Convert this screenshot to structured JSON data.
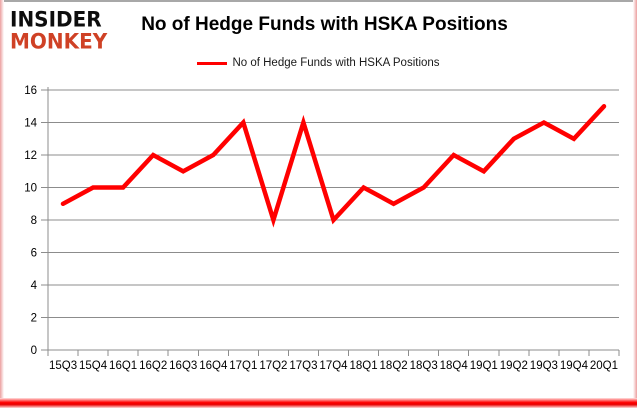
{
  "logo": {
    "line1": "INSIDER",
    "line2": "MONKEY",
    "accent_color": "#cf4125"
  },
  "header": {
    "title": "No of Hedge Funds with HSKA Positions"
  },
  "legend": {
    "label": "No of Hedge Funds with HSKA Positions",
    "swatch_color": "#ff0000"
  },
  "chart_data": {
    "type": "line",
    "title": "No of Hedge Funds with HSKA Positions",
    "xlabel": "",
    "ylabel": "",
    "categories": [
      "15Q3",
      "15Q4",
      "16Q1",
      "16Q2",
      "16Q3",
      "16Q4",
      "17Q1",
      "17Q2",
      "17Q3",
      "17Q4",
      "18Q1",
      "18Q2",
      "18Q3",
      "18Q4",
      "19Q1",
      "19Q2",
      "19Q3",
      "19Q4",
      "20Q1"
    ],
    "series": [
      {
        "name": "No of Hedge Funds with HSKA Positions",
        "color": "#ff0000",
        "values": [
          9,
          10,
          10,
          12,
          11,
          12,
          14,
          8,
          14,
          8,
          10,
          9,
          10,
          12,
          11,
          13,
          14,
          13,
          15
        ]
      }
    ],
    "ylim": [
      0,
      16
    ],
    "yticks": [
      0,
      2,
      4,
      6,
      8,
      10,
      12,
      14,
      16
    ],
    "grid": true,
    "gridline_color": "#8c8c8c",
    "legend_position": "top"
  }
}
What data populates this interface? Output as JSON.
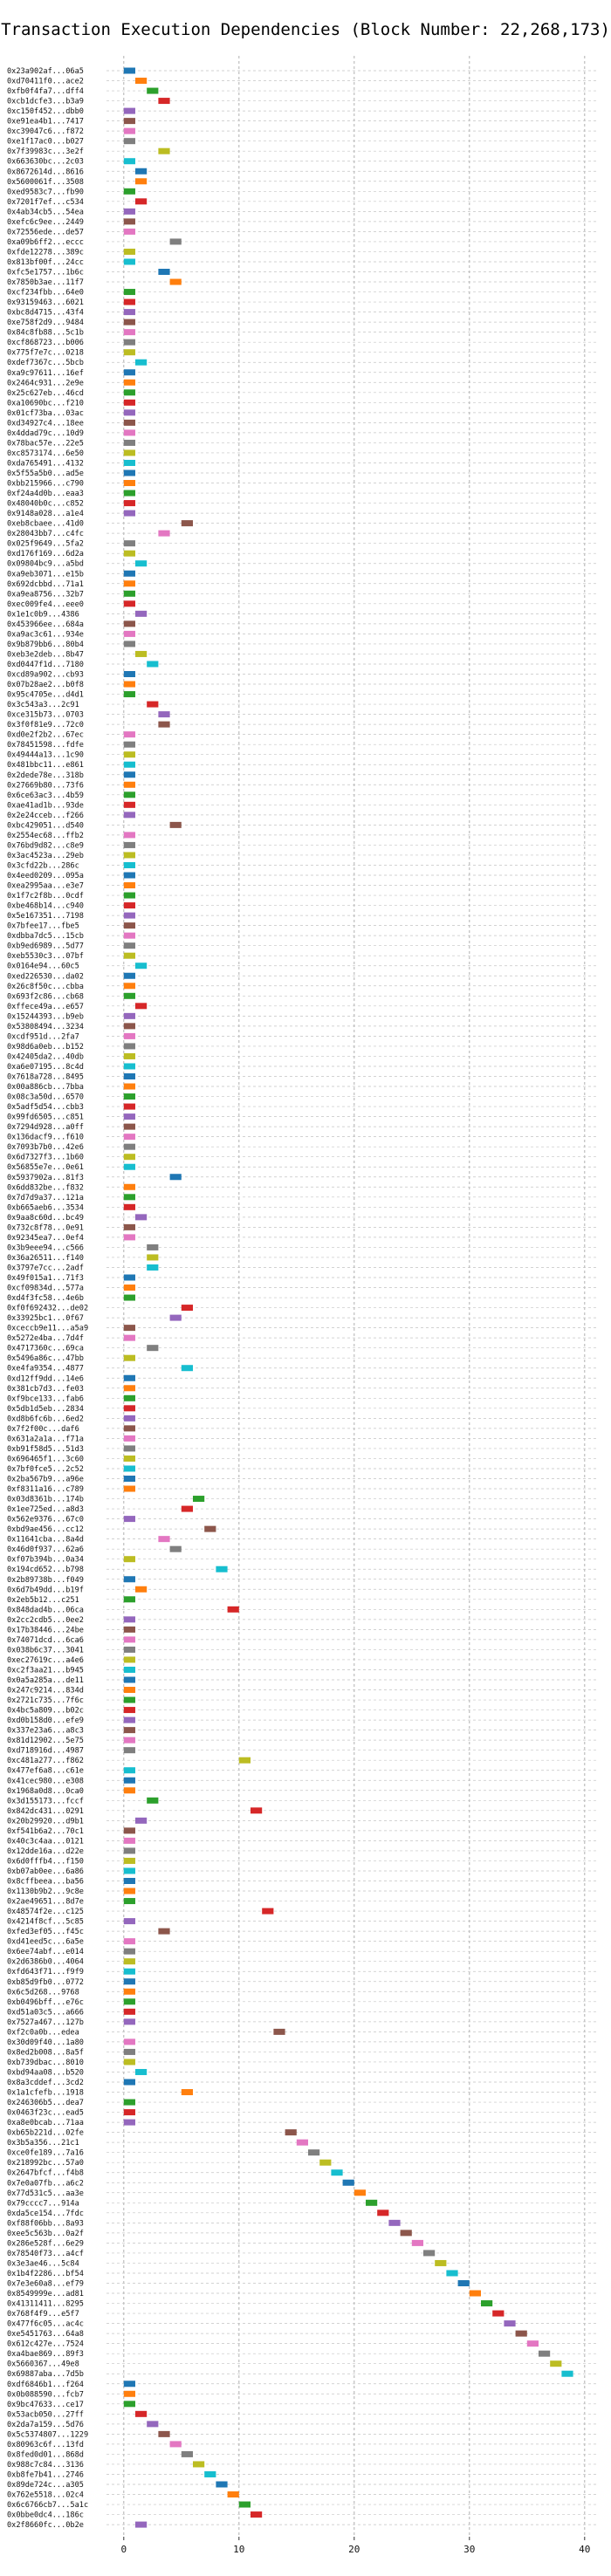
{
  "chart_data": {
    "type": "bar",
    "orientation": "horizontal",
    "title": "Transaction Execution Dependencies (Block Number: 22,268,173)",
    "xlabel": "",
    "ylabel": "",
    "xlim": [
      -1.5,
      41
    ],
    "x_ticks": [
      0,
      10,
      20,
      30,
      40
    ],
    "grid": true,
    "bar_width": 1,
    "palette": [
      "#1f77b4",
      "#ff7f0e",
      "#2ca02c",
      "#d62728",
      "#9467bd",
      "#8c564b",
      "#e377c2",
      "#7f7f7f",
      "#bcbd22",
      "#17becf"
    ],
    "categories": [
      "0x23a902af...06a5",
      "0xd70411f0...ace2",
      "0xfb0f4fa7...dff4",
      "0xcb1dcfe3...b3a9",
      "0xc150f452...dbb0",
      "0xe91ea4b1...7417",
      "0xc39047c6...f872",
      "0xe1f17ac0...b027",
      "0x7f39983c...3e2f",
      "0x663630bc...2c03",
      "0x8672614d...8616",
      "0x5600061f...3508",
      "0xed9583c7...fb90",
      "0x7201f7ef...c534",
      "0x4ab34cb5...54ea",
      "0xefc6c9ee...2449",
      "0x72556ede...de57",
      "0xa09b6ff2...eccc",
      "0xfde12278...389c",
      "0x813bf00f...24cc",
      "0xfc5e1757...1b6c",
      "0x7850b3ae...11f7",
      "0xcf234fbb...64e0",
      "0x93159463...6021",
      "0xbc8d4715...43f4",
      "0xe758f2d9...9484",
      "0x84c8fb88...5c1b",
      "0xcf868723...b006",
      "0x775f7e7c...0218",
      "0xdef7367c...5bcb",
      "0xa9c97611...16ef",
      "0x2464c931...2e9e",
      "0x25c627eb...46cd",
      "0xa10690bc...f210",
      "0x01cf73ba...03ac",
      "0xd34927c4...18ee",
      "0x4ddad79c...10d9",
      "0x78bac57e...22e5",
      "0xc8573174...6e50",
      "0xda765491...4132",
      "0x5f55a5b0...ad5e",
      "0xbb215966...c790",
      "0xf24a4d0b...eaa3",
      "0x48040b0c...c852",
      "0x9148a028...a1e4",
      "0xeb8cbaee...41d0",
      "0x28043bb7...c4fc",
      "0x025f9649...5fa2",
      "0xd176f169...6d2a",
      "0x09804bc9...a5bd",
      "0xa9eb3071...e15b",
      "0x692dcbbd...71a1",
      "0xa9ea8756...32b7",
      "0xec009fe4...eee0",
      "0x1e1c0b9...4386",
      "0x453966ee...684a",
      "0xa9ac3c61...934e",
      "0x9b879bb6...80b4",
      "0xeb3e2deb...8b47",
      "0xd0447f1d...7180",
      "0xcd89a902...cb93",
      "0x07b28ae2...b0f8",
      "0x95c4705e...d4d1",
      "0x3c543a3...2c91",
      "0xce315b73...0703",
      "0x3f0f81e9...72c0",
      "0xd0e2f2b2...67ec",
      "0x78451598...fdfe",
      "0x49444a13...1c90",
      "0x481bbc11...e861",
      "0x2dede78e...318b",
      "0x27669b80...73f6",
      "0x6ce63ac3...4b59",
      "0xae41ad1b...93de",
      "0x2e24cceb...f266",
      "0xbc429051...d540",
      "0x2554ec68...ffb2",
      "0x76bd9d82...c8e9",
      "0x3ac4523a...29eb",
      "0x3cfd22b...286c",
      "0x4eed0209...095a",
      "0xea2995aa...e3e7",
      "0x1f7c2f8b...0cdf",
      "0xbe468b14...c940",
      "0x5e167351...7198",
      "0x7bfee17...fbe5",
      "0xdbba7dc5...15cb",
      "0xb9ed6989...5d77",
      "0xeb5530c3...07bf",
      "0x0164e94...60c5",
      "0xed226530...da02",
      "0x26c8f50c...cbba",
      "0x693f2c86...cb68",
      "0xffece49a...e657",
      "0x15244393...b9eb",
      "0x53808494...3234",
      "0xcdf951d...2fa7",
      "0x98d6a0eb...b152",
      "0x42405da2...40db",
      "0xa6e07195...8c4d",
      "0x7618a728...8495",
      "0x00a886cb...7bba",
      "0x08c3a50d...6570",
      "0x5adf5d54...cbb3",
      "0x99fd6505...c851",
      "0x7294d928...a0ff",
      "0x136dacf9...f610",
      "0x7093b7b0...42e6",
      "0x6d7327f3...1b60",
      "0x56855e7e...0e61",
      "0x5937902a...81f3",
      "0x6dd832be...f832",
      "0x7d7d9a37...121a",
      "0xb665aeb6...3534",
      "0x9aa8c60d...bc49",
      "0x732c8f78...0e91",
      "0x92345ea7...0ef4",
      "0x3b9eee94...c566",
      "0x36a26511...f140",
      "0x3797e7cc...2adf",
      "0x49f015a1...71f3",
      "0xcf09834d...577a",
      "0xd4f3fc58...4e6b",
      "0xf0f692432...de02",
      "0x33925bc1...0f67",
      "0xceccb9e11...a5a9",
      "0x5272e4ba...7d4f",
      "0x4717360c...69ca",
      "0x5496a86c...47bb",
      "0xe4fa9354...4877",
      "0xd12ff9dd...14e6",
      "0x381cb7d3...fe03",
      "0xf9bce133...fab6",
      "0x5db1d5eb...2834",
      "0xd8b6fc6b...6ed2",
      "0x7f2f00c...daf6",
      "0x631a2a1a...f71a",
      "0xb91f58d5...51d3",
      "0x696465f1...3c60",
      "0x7bf0fce5...2c52",
      "0x2ba567b9...a96e",
      "0xf8311a16...c789",
      "0x03d8361b...174b",
      "0x1ee725ed...a8d3",
      "0x562e9376...67c0",
      "0xbd9ae456...cc12",
      "0x11641cba...8a4d",
      "0x46d0f937...62a6",
      "0xf07b394b...0a34",
      "0x194cd652...b798",
      "0x2b89738b...f049",
      "0x6d7b49dd...b19f",
      "0x2eb5b12...c251",
      "0x848dad4b...06ca",
      "0x2cc2cdb5...0ee2",
      "0x17b38446...24be",
      "0x74071dcd...6ca6",
      "0x038b6c37...3041",
      "0xec27619c...a4e6",
      "0xc2f3aa21...b945",
      "0x0a5a285a...de11",
      "0x247c9214...834d",
      "0x2721c735...7f6c",
      "0x4bc5a809...b02c",
      "0xd0b158d0...efe9",
      "0x337e23a6...a8c3",
      "0x81d12902...5e75",
      "0xd718916d...4987",
      "0xc481a277...f862",
      "0x477ef6a8...c61e",
      "0x41cec980...e308",
      "0x1968a0d8...0ca0",
      "0x3d155173...fccf",
      "0x842dc431...0291",
      "0x20b29920...d9b1",
      "0xf541b6a2...70c1",
      "0x40c3c4aa...0121",
      "0x12dde16a...d22e",
      "0x6d0fffb4...f150",
      "0xb07ab0ee...6a86",
      "0x8cffbeea...ba56",
      "0x1130b9b2...9c8e",
      "0x2ae49651...8d7e",
      "0x48574f2e...c125",
      "0x4214f8cf...5c85",
      "0xfed3ef05...f45c",
      "0xd41eed5c...6a5e",
      "0x6ee74abf...e014",
      "0x2d6386b0...4064",
      "0xfd643f71...f9f9",
      "0xb85d9fb0...0772",
      "0x6c5d268...9768",
      "0xb0496bff...e76c",
      "0xd51a03c5...a666",
      "0x7527a467...127b",
      "0xf2c0a0b...edea",
      "0x30d09f40...1a80",
      "0x8ed2b008...8a5f",
      "0xb739dbac...8010",
      "0xbd94aa08...b520",
      "0x8a3cddef...3cd2",
      "0x1a1cfefb...1918",
      "0x246306b5...dea7",
      "0x0463f23c...ead5",
      "0xa8e0bcab...71aa",
      "0xb65b221d...02fe",
      "0x3b5a356...21c1",
      "0xce0fe189...7a16",
      "0x218992bc...57a0",
      "0x2647bfcf...f4b8",
      "0x7e0a07fb...a6c2",
      "0x77d531c5...aa3e",
      "0x79cccc7...914a",
      "0xda5ce154...7fdc",
      "0xf88f06bb...8a93",
      "0xee5c563b...0a2f",
      "0x286e528f...6e29",
      "0x78540f73...a4cf",
      "0x3e3ae46...5c84",
      "0x1b4f2286...bf54",
      "0x7e3e60a8...ef79",
      "0x8549999e...ad81",
      "0x41311411...8295",
      "0x768f4f9...e5f7",
      "0x477f6c05...ac4c",
      "0xe5451763...64a8",
      "0x612c427e...7524",
      "0xa4bae869...89f3",
      "0x5660367...49e8",
      "0x69887aba...7d5b",
      "0xdf6846b1...f264",
      "0x0b088590...fcb7",
      "0x9bc47633...ce17",
      "0x53acb050...27ff",
      "0x2da7a159...5d76",
      "0x5c5374807...1229",
      "0x80963c6f...13fd",
      "0x8fed0d01...868d",
      "0x988c7c84...3136",
      "0xb8fe7b41...2746",
      "0x89de724c...a305",
      "0x762e5518...02c4",
      "0x6c6766cb7...5a1c",
      "0x0bbe0dc4...186c",
      "0x2f8660fc...0b2e"
    ],
    "starts": [
      0,
      1,
      2,
      3,
      0,
      0,
      0,
      0,
      3,
      0,
      1,
      1,
      0,
      1,
      0,
      0,
      0,
      4,
      0,
      0,
      3,
      4,
      0,
      0,
      0,
      0,
      0,
      0,
      0,
      1,
      0,
      0,
      0,
      0,
      0,
      0,
      0,
      0,
      0,
      0,
      0,
      0,
      0,
      0,
      0,
      5,
      3,
      0,
      0,
      1,
      0,
      0,
      0,
      0,
      1,
      0,
      0,
      0,
      1,
      2,
      0,
      0,
      0,
      2,
      3,
      3,
      0,
      0,
      0,
      0,
      0,
      0,
      0,
      0,
      0,
      4,
      0,
      0,
      0,
      0,
      0,
      0,
      0,
      0,
      0,
      0,
      0,
      0,
      0,
      1,
      0,
      0,
      0,
      1,
      0,
      0,
      0,
      0,
      0,
      0,
      0,
      0,
      0,
      0,
      0,
      0,
      0,
      0,
      0,
      0,
      4,
      0,
      0,
      0,
      1,
      0,
      0,
      2,
      2,
      2,
      0,
      0,
      0,
      5,
      4,
      0,
      0,
      2,
      0,
      5,
      0,
      0,
      0,
      0,
      0,
      0,
      0,
      0,
      0,
      0,
      0,
      0,
      6,
      5,
      0,
      7,
      3,
      4,
      0,
      8,
      0,
      1,
      0,
      9,
      0,
      0,
      0,
      0,
      0,
      0,
      0,
      0,
      0,
      0,
      0,
      0,
      0,
      0,
      10,
      0,
      0,
      0,
      2,
      11,
      1,
      0,
      0,
      0,
      0,
      0,
      0,
      0,
      0,
      12,
      0,
      3,
      0,
      0,
      0,
      0,
      0,
      0,
      0,
      0,
      0,
      13,
      0,
      0,
      0,
      1,
      0,
      5,
      0,
      0,
      0,
      14,
      15,
      16,
      17,
      18,
      19,
      20,
      21,
      22,
      23,
      24,
      25,
      26,
      27,
      28,
      29,
      30,
      31,
      32,
      33,
      34,
      35,
      36,
      37,
      38,
      0,
      0,
      0,
      1,
      2,
      3,
      4,
      5,
      6,
      7,
      8,
      9,
      10,
      11,
      1
    ],
    "durations": [
      1,
      1,
      1,
      1,
      1,
      1,
      1,
      1,
      1,
      1,
      1,
      1,
      1,
      1,
      1,
      1,
      1,
      1,
      1,
      1,
      1,
      1,
      1,
      1,
      1,
      1,
      1,
      1,
      1,
      1,
      1,
      1,
      1,
      1,
      1,
      1,
      1,
      1,
      1,
      1,
      1,
      1,
      1,
      1,
      1,
      1,
      1,
      1,
      1,
      1,
      1,
      1,
      1,
      1,
      1,
      1,
      1,
      1,
      1,
      1,
      1,
      1,
      1,
      1,
      1,
      1,
      1,
      1,
      1,
      1,
      1,
      1,
      1,
      1,
      1,
      1,
      1,
      1,
      1,
      1,
      1,
      1,
      1,
      1,
      1,
      1,
      1,
      1,
      1,
      1,
      1,
      1,
      1,
      1,
      1,
      1,
      1,
      1,
      1,
      1,
      1,
      1,
      1,
      1,
      1,
      1,
      1,
      1,
      1,
      1,
      1,
      1,
      1,
      1,
      1,
      1,
      1,
      1,
      1,
      1,
      1,
      1,
      1,
      1,
      1,
      1,
      1,
      1,
      1,
      1,
      1,
      1,
      1,
      1,
      1,
      1,
      1,
      1,
      1,
      1,
      1,
      1,
      1,
      1,
      1,
      1,
      1,
      1,
      1,
      1,
      1,
      1,
      1,
      1,
      1,
      1,
      1,
      1,
      1,
      1,
      1,
      1,
      1,
      1,
      1,
      1,
      1,
      1,
      1,
      1,
      1,
      1,
      1,
      1,
      1,
      1,
      1,
      1,
      1,
      1,
      1,
      1,
      1,
      1,
      1,
      1,
      1,
      1,
      1,
      1,
      1,
      1,
      1,
      1,
      1,
      1,
      1,
      1,
      1,
      1,
      1,
      1,
      1,
      1,
      1,
      1,
      1,
      1,
      1,
      1,
      1,
      1,
      1,
      1,
      1,
      1,
      1,
      1,
      1,
      1,
      1,
      1,
      1,
      1,
      1,
      1,
      1,
      1,
      1,
      1,
      1,
      1,
      1,
      1,
      1,
      1,
      1,
      1,
      1,
      1,
      1,
      1,
      1,
      1,
      1,
      1,
      1,
      1,
      1,
      1,
      1,
      1,
      1,
      1,
      1
    ]
  }
}
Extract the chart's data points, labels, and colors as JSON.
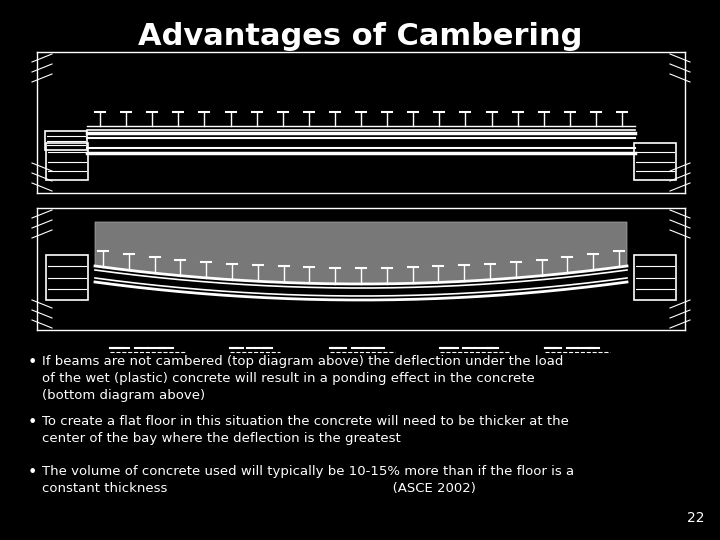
{
  "title": "Advantages of Cambering",
  "background_color": "#000000",
  "title_color": "#ffffff",
  "title_fontsize": 22,
  "title_fontweight": "bold",
  "line_color": "#ffffff",
  "concrete_color": "#808080",
  "bullet_points": [
    "If beams are not cambered (top diagram above) the deflection under the load\nof the wet (plastic) concrete will result in a ponding effect in the concrete\n(bottom diagram above)",
    "To create a flat floor in this situation the concrete will need to be thicker at the\ncenter of the bay where the deflection is the greatest",
    "The volume of concrete used will typically be 10-15% more than if the floor is a\nconstant thickness                                                     (ASCE 2002)"
  ],
  "bullet_fontsize": 9.5,
  "page_number": "22",
  "fig_width": 7.2,
  "fig_height": 5.4,
  "fig_dpi": 100
}
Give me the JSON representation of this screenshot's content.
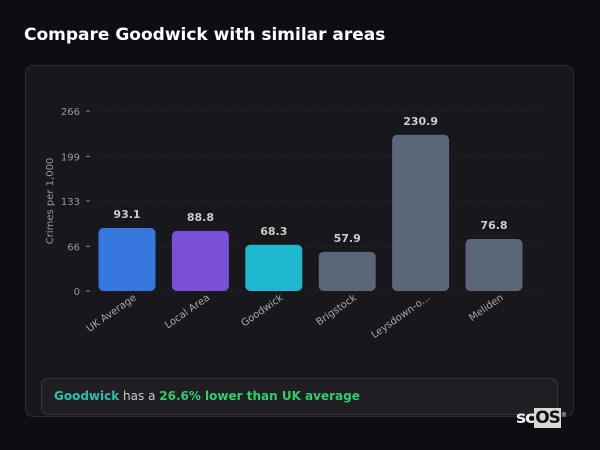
{
  "header": {
    "title": "Compare Goodwick with similar areas"
  },
  "chart_data": {
    "type": "bar",
    "title": "",
    "xlabel": "",
    "ylabel": "Crimes per 1,000",
    "ylim": [
      0,
      266
    ],
    "yticks": [
      0,
      66,
      133,
      199,
      266
    ],
    "categories": [
      "UK Average",
      "Local Area",
      "Goodwick",
      "Brigstock",
      "Leysdown-o...",
      "Meliden"
    ],
    "values": [
      93.1,
      88.8,
      68.3,
      57.9,
      230.9,
      76.8
    ],
    "data_labels": [
      "93.1",
      "88.8",
      "68.3",
      "57.9",
      "230.9",
      "76.8"
    ],
    "colors": [
      "#3677dd",
      "#7a50d6",
      "#1fb8d0",
      "#5b6679",
      "#5b6679",
      "#5b6679"
    ],
    "grid": true
  },
  "summary": {
    "area": "Goodwick",
    "middle": " has a ",
    "comparison": "26.6% lower than UK average"
  },
  "logo": {
    "text_a": "sc",
    "text_b": "OS",
    "mark": "®"
  }
}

****************************************

Work to complete =
Check each line of the records above for "Hedge", and copy those that have it.

Full response =
    "title": "No of Hedge Funds with HSKA Positions"
    "label": "No of Hedge Funds with HSKA Positions",
    "title": "No of Hedge Funds with HSKA Positions",
        "name": "No of Hedge Funds with HSKA Positions",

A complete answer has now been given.